WRITTEN REQUEST: Please output the records below in full, exactly as given, but without the images.

[Extracted data entries]
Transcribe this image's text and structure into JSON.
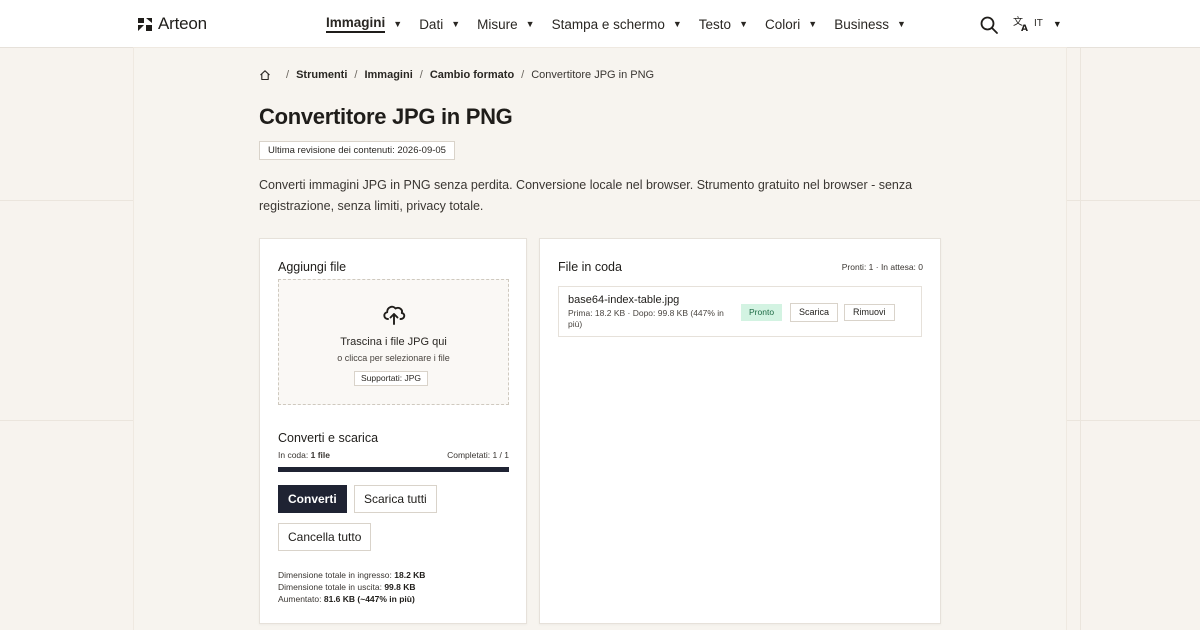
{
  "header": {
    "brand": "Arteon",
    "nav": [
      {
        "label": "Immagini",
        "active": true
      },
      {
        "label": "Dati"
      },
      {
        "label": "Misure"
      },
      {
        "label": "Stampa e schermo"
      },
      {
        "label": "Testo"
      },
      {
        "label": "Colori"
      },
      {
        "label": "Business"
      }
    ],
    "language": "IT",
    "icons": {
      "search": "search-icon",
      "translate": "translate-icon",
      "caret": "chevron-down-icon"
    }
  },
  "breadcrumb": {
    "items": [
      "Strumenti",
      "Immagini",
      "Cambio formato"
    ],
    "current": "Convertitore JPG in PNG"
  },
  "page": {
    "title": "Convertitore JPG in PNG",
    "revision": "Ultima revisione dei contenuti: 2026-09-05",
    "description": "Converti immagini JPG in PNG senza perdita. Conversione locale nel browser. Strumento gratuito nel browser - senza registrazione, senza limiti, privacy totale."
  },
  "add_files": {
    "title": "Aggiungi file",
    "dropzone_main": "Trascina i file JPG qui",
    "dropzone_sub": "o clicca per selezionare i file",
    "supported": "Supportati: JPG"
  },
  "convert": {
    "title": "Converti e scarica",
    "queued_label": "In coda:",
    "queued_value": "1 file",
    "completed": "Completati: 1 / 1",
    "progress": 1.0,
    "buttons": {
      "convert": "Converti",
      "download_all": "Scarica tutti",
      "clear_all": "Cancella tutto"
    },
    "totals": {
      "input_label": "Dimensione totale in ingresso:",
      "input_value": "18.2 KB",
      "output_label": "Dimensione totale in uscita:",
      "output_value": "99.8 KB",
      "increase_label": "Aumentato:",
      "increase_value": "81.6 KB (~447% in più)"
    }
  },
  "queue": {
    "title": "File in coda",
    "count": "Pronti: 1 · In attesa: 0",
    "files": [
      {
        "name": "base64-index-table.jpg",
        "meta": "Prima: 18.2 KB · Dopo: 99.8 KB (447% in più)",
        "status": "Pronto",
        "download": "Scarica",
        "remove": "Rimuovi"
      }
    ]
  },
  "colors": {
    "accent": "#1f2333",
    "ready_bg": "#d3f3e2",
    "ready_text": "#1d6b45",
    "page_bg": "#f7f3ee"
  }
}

WRITTEN REPLY:
Transcribe this image's text and structure into JSON.
{
  "header": {
    "brand": "Arteon",
    "nav": [
      {
        "label": "Immagini",
        "active": true
      },
      {
        "label": "Dati"
      },
      {
        "label": "Misure"
      },
      {
        "label": "Stampa e schermo"
      },
      {
        "label": "Testo"
      },
      {
        "label": "Colori"
      },
      {
        "label": "Business"
      }
    ],
    "language": "IT",
    "icons": {
      "search": "search-icon",
      "translate": "translate-icon",
      "caret": "chevron-down-icon"
    }
  },
  "breadcrumb": {
    "items": [
      "Strumenti",
      "Immagini",
      "Cambio formato"
    ],
    "current": "Convertitore JPG in PNG"
  },
  "page": {
    "title": "Convertitore JPG in PNG",
    "revision": "Ultima revisione dei contenuti: 2026-09-05",
    "description": "Converti immagini JPG in PNG senza perdita. Conversione locale nel browser. Strumento gratuito nel browser - senza registrazione, senza limiti, privacy totale."
  },
  "add_files": {
    "title": "Aggiungi file",
    "dropzone_main": "Trascina i file JPG qui",
    "dropzone_sub": "o clicca per selezionare i file",
    "supported": "Supportati: JPG"
  },
  "convert": {
    "title": "Converti e scarica",
    "queued_label": "In coda:",
    "queued_value": "1 file",
    "completed": "Completati: 1 / 1",
    "progress": 1.0,
    "buttons": {
      "convert": "Converti",
      "download_all": "Scarica tutti",
      "clear_all": "Cancella tutto"
    },
    "totals": {
      "input_label": "Dimensione totale in ingresso:",
      "input_value": "18.2 KB",
      "output_label": "Dimensione totale in uscita:",
      "output_value": "99.8 KB",
      "increase_label": "Aumentato:",
      "increase_value": "81.6 KB (~447% in più)"
    }
  },
  "queue": {
    "title": "File in coda",
    "count": "Pronti: 1 · In attesa: 0",
    "files": [
      {
        "name": "base64-index-table.jpg",
        "meta": "Prima: 18.2 KB · Dopo: 99.8 KB (447% in più)",
        "status": "Pronto",
        "download": "Scarica",
        "remove": "Rimuovi"
      }
    ]
  },
  "colors": {
    "accent": "#1f2333",
    "ready_bg": "#d3f3e2",
    "ready_text": "#1d6b45",
    "page_bg": "#f7f3ee"
  }
}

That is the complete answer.